▶ **INPUT**:
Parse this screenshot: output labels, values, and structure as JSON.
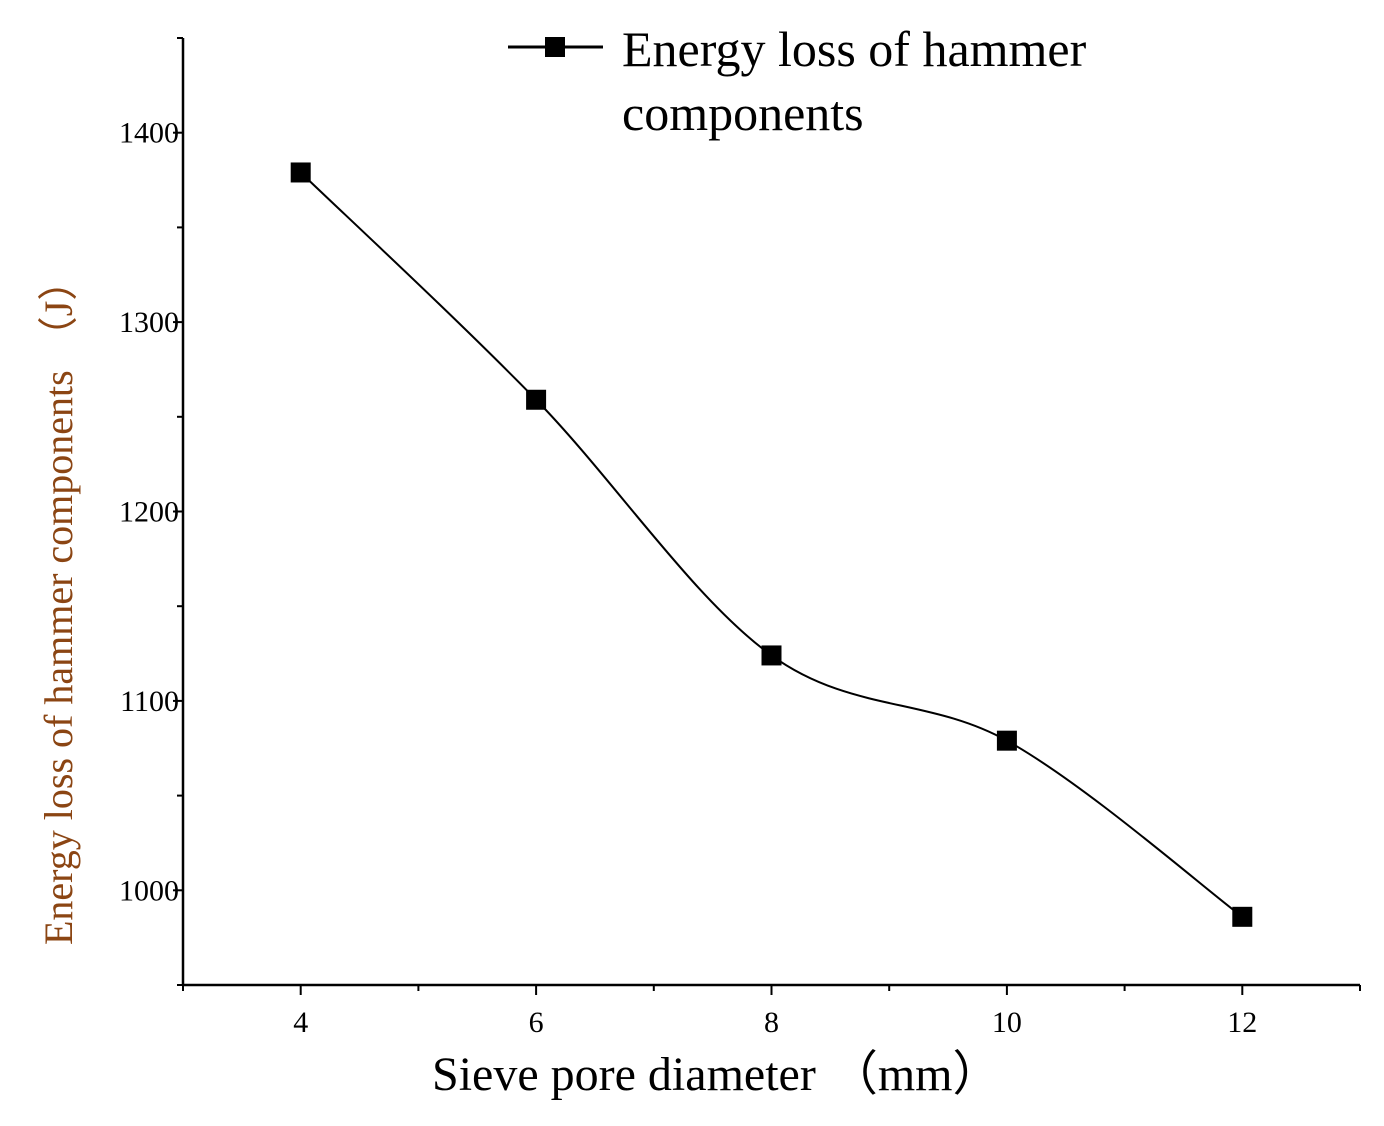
{
  "chart_data": {
    "type": "line",
    "title": "",
    "xlabel": "Sieve pore diameter",
    "xlabel_unit": "（mm）",
    "ylabel": "Energy loss of hammer components",
    "ylabel_unit": "（J）",
    "xlim": [
      3,
      13
    ],
    "ylim": [
      950,
      1450
    ],
    "x_ticks": [
      4,
      6,
      8,
      10,
      12
    ],
    "x_tick_labels": [
      "4",
      "6",
      "8",
      "10",
      "12"
    ],
    "y_ticks": [
      1000,
      1100,
      1200,
      1300,
      1400
    ],
    "y_tick_labels": [
      "1000",
      "1100",
      "1200",
      "1300",
      "1400"
    ],
    "grid": false,
    "legend_position": "top",
    "legend_line1": "Energy loss of hammer",
    "legend_line2": "components",
    "series": [
      {
        "name": "Energy loss of hammer components",
        "marker": "square",
        "color": "#000000",
        "x": [
          4,
          6,
          8,
          10,
          12
        ],
        "values": [
          1379,
          1259,
          1124,
          1079,
          986
        ]
      }
    ],
    "colors": {
      "axis": "#000000",
      "ylabel": "#8B4513",
      "line": "#000000"
    }
  }
}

▶ **TASK REQUIREMENTS**:
Count the lines above that contain the word "loss". Give only the number.

▶ **RESULT BELOW**:
3